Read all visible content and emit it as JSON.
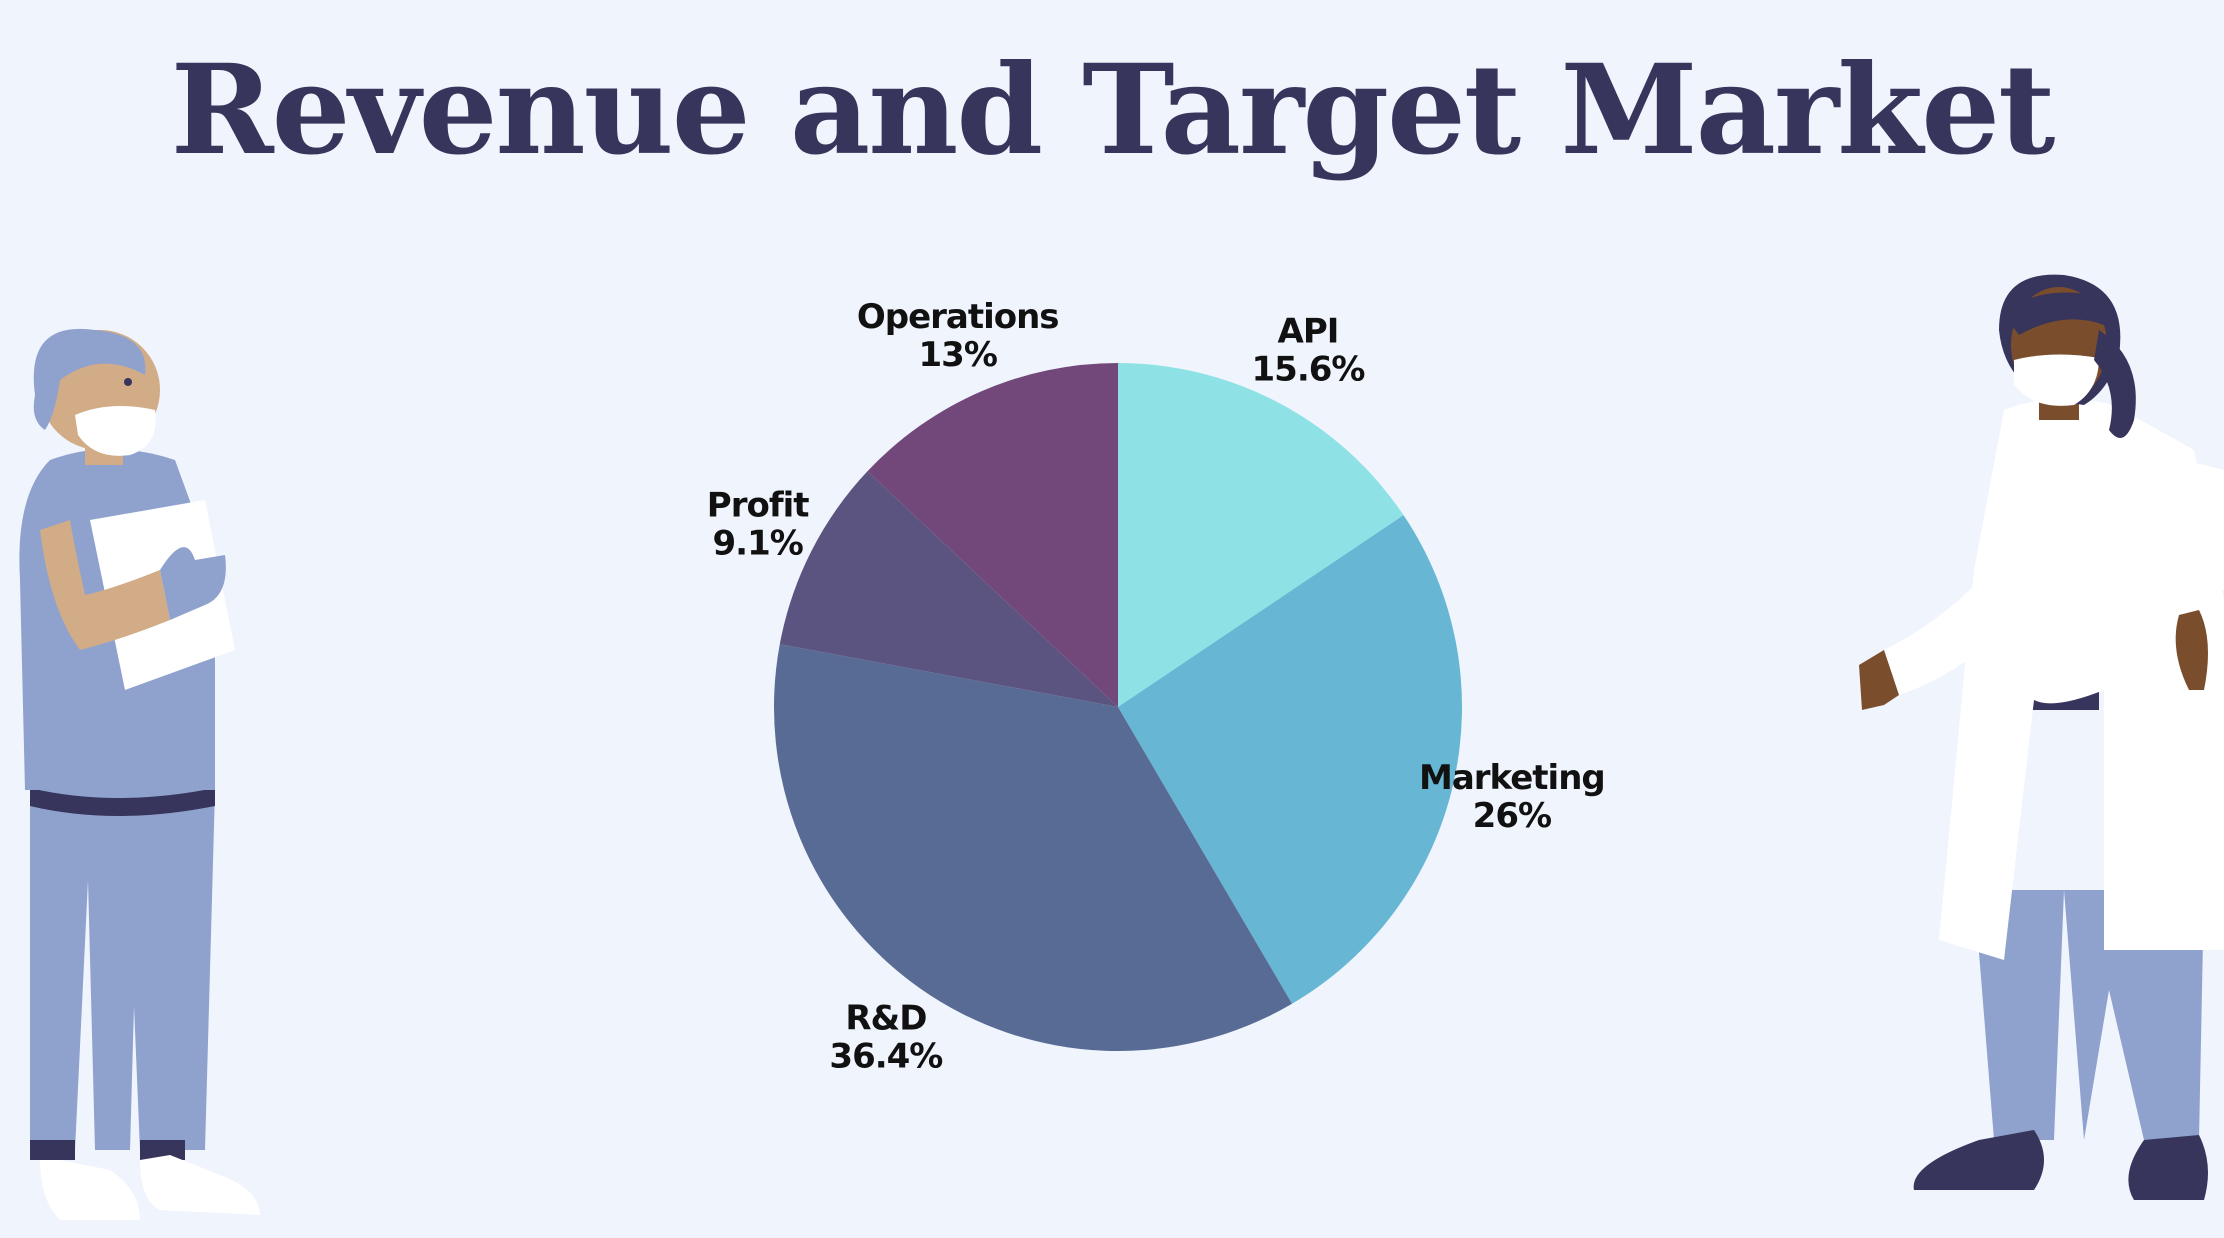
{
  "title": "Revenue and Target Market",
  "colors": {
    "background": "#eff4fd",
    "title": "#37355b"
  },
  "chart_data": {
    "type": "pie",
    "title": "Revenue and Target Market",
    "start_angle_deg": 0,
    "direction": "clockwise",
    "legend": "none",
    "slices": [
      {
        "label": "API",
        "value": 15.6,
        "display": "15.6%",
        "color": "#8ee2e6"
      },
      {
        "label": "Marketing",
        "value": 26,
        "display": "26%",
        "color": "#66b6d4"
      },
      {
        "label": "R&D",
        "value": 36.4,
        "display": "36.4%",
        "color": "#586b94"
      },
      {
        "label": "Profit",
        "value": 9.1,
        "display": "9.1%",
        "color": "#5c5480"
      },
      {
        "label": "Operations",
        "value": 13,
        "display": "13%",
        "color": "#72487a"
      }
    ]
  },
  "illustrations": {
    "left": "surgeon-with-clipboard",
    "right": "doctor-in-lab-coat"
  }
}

○ ○ ○ ○

> [EXERCISE GOAL] Reproduce the data word for word, excluding its pictures.

> [CORRECT RESPONSE]
Read all visible content and emit it as JSON.
{
  "title": "Revenue and Target Market",
  "colors": {
    "background": "#eff4fd",
    "title": "#37355b"
  },
  "chart_data": {
    "type": "pie",
    "title": "Revenue and Target Market",
    "start_angle_deg": 0,
    "direction": "clockwise",
    "legend": "none",
    "slices": [
      {
        "label": "API",
        "value": 15.6,
        "display": "15.6%",
        "color": "#8ee2e6"
      },
      {
        "label": "Marketing",
        "value": 26,
        "display": "26%",
        "color": "#66b6d4"
      },
      {
        "label": "R&D",
        "value": 36.4,
        "display": "36.4%",
        "color": "#586b94"
      },
      {
        "label": "Profit",
        "value": 9.1,
        "display": "9.1%",
        "color": "#5c5480"
      },
      {
        "label": "Operations",
        "value": 13,
        "display": "13%",
        "color": "#72487a"
      }
    ]
  },
  "illustrations": {
    "left": "surgeon-with-clipboard",
    "right": "doctor-in-lab-coat"
  }
}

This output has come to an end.